--- Exercise aim ---
Print all the records exactly, please.

--- Records for the task ---
===============

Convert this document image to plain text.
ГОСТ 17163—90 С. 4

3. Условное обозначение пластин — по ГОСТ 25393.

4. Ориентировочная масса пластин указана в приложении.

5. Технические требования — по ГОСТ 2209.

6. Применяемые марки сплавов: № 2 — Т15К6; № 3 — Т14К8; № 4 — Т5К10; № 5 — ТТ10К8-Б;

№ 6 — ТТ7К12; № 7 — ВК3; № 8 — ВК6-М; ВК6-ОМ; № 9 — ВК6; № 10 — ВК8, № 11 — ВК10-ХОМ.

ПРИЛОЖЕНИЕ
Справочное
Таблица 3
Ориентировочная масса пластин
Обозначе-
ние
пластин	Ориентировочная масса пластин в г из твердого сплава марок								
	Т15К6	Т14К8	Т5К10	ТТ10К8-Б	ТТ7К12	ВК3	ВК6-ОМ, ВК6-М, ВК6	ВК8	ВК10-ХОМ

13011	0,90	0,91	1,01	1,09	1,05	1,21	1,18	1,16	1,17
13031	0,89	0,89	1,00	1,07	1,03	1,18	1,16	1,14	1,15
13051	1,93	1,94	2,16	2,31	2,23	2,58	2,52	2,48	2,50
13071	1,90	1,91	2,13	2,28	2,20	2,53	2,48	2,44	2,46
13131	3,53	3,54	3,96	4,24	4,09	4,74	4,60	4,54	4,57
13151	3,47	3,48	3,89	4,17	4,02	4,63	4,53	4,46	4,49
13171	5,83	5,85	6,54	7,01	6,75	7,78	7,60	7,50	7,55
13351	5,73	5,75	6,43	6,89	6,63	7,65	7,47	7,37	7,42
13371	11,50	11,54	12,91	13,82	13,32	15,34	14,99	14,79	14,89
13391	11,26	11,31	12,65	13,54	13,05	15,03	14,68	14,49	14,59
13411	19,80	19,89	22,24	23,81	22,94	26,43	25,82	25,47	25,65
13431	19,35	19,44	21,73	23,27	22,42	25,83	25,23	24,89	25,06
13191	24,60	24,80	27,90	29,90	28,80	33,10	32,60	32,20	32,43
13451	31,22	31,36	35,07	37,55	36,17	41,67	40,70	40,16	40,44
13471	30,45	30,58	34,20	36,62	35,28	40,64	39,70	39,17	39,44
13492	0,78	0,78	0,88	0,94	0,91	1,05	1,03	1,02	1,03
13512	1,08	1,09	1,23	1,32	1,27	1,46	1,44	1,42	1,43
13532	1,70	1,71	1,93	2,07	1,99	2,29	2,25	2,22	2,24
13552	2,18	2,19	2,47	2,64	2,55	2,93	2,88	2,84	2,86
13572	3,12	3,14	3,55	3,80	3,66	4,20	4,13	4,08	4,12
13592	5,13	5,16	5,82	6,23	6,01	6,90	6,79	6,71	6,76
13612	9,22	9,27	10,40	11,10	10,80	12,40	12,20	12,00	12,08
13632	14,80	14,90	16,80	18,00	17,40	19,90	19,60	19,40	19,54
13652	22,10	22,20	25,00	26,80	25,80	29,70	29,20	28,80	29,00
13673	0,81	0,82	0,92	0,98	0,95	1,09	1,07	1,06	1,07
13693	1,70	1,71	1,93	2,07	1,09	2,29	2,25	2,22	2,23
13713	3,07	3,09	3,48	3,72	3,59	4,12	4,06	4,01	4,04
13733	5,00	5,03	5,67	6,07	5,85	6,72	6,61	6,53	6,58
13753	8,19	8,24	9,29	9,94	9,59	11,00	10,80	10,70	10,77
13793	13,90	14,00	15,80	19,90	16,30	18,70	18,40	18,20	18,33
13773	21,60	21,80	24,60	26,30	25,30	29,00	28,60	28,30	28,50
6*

===============

--- Answer for this exercise ---
Convert this document image to plain text.
ГОСТ 17163—90 С. 4

3. Условное обозначение пластин — по ГОСТ 25393.

4. Ориентировочная масса пластин указана в приложении.

5. Технические требования — по ГОСТ 2209.

6. Применяемые марки сплавов: № 2 — Т15К6; № 3 — Т14К8; № 4 — Т5К10; № 5 — ТТ10К8-Б;

№ 6 — ТТ7К12; № 7 — ВК3; № 8 — ВК6-М; ВК6-ОМ; № 9 — ВК6; № 10 — ВК8, № 11 — ВК10-ХОМ.

ПРИЛОЖЕНИЕ
Справочное
Таблица 3
Ориентировочная масса пластин
Обозначе-
ние
пластин	Ориентировочная масса пластин в г из твердого сплава марок								
	Т15К6	Т14К8	Т5К10	ТТ10К8-Б	ТТ7К12	ВК3	ВК6-ОМ, ВК6-М, ВК6	ВК8	ВК10-ХОМ

13011	0,90	0,91	1,01	1,09	1,05	1,21	1,18	1,16	1,17
13031	0,89	0,89	1,00	1,07	1,03	1,18	1,16	1,14	1,15
13051	1,93	1,94	2,16	2,31	2,23	2,58	2,52	2,48	2,50
13071	1,90	1,91	2,13	2,28	2,20	2,53	2,48	2,44	2,46
13131	3,53	3,54	3,96	4,24	4,09	4,74	4,60	4,54	4,57
13151	3,47	3,48	3,89	4,17	4,02	4,63	4,53	4,46	4,49
13171	5,83	5,85	6,54	7,01	6,75	7,78	7,60	7,50	7,55
13351	5,73	5,75	6,43	6,89	6,63	7,65	7,47	7,37	7,42
13371	11,50	11,54	12,91	13,82	13,32	15,34	14,99	14,79	14,89
13391	11,26	11,31	12,65	13,54	13,05	15,03	14,68	14,49	14,59
13411	19,80	19,89	22,24	23,81	22,94	26,43	25,82	25,47	25,65
13431	19,35	19,44	21,73	23,27	22,42	25,83	25,23	24,89	25,06
13191	24,60	24,80	27,90	29,90	28,80	33,10	32,60	32,20	32,43
13451	31,22	31,36	35,07	37,55	36,17	41,67	40,70	40,16	40,44
13471	30,45	30,58	34,20	36,62	35,28	40,64	39,70	39,17	39,44
13492	0,78	0,78	0,88	0,94	0,91	1,05	1,03	1,02	1,03
13512	1,08	1,09	1,23	1,32	1,27	1,46	1,44	1,42	1,43
13532	1,70	1,71	1,93	2,07	1,99	2,29	2,25	2,22	2,24
13552	2,18	2,19	2,47	2,64	2,55	2,93	2,88	2,84	2,86
13572	3,12	3,14	3,55	3,80	3,66	4,20	4,13	4,08	4,12
13592	5,13	5,16	5,82	6,23	6,01	6,90	6,79	6,71	6,76
13612	9,22	9,27	10,40	11,10	10,80	12,40	12,20	12,00	12,08
13632	14,80	14,90	16,80	18,00	17,40	19,90	19,60	19,40	19,54
13652	22,10	22,20	25,00	26,80	25,80	29,70	29,20	28,80	29,00
13673	0,81	0,82	0,92	0,98	0,95	1,09	1,07	1,06	1,07
13693	1,70	1,71	1,93	2,07	1,09	2,29	2,25	2,22	2,23
13713	3,07	3,09	3,48	3,72	3,59	4,12	4,06	4,01	4,04
13733	5,00	5,03	5,67	6,07	5,85	6,72	6,61	6,53	6,58
13753	8,19	8,24	9,29	9,94	9,59	11,00	10,80	10,70	10,77
13793	13,90	14,00	15,80	19,90	16,30	18,70	18,40	18,20	18,33
13773	21,60	21,80	24,60	26,30	25,30	29,00	28,60	28,30	28,50
6*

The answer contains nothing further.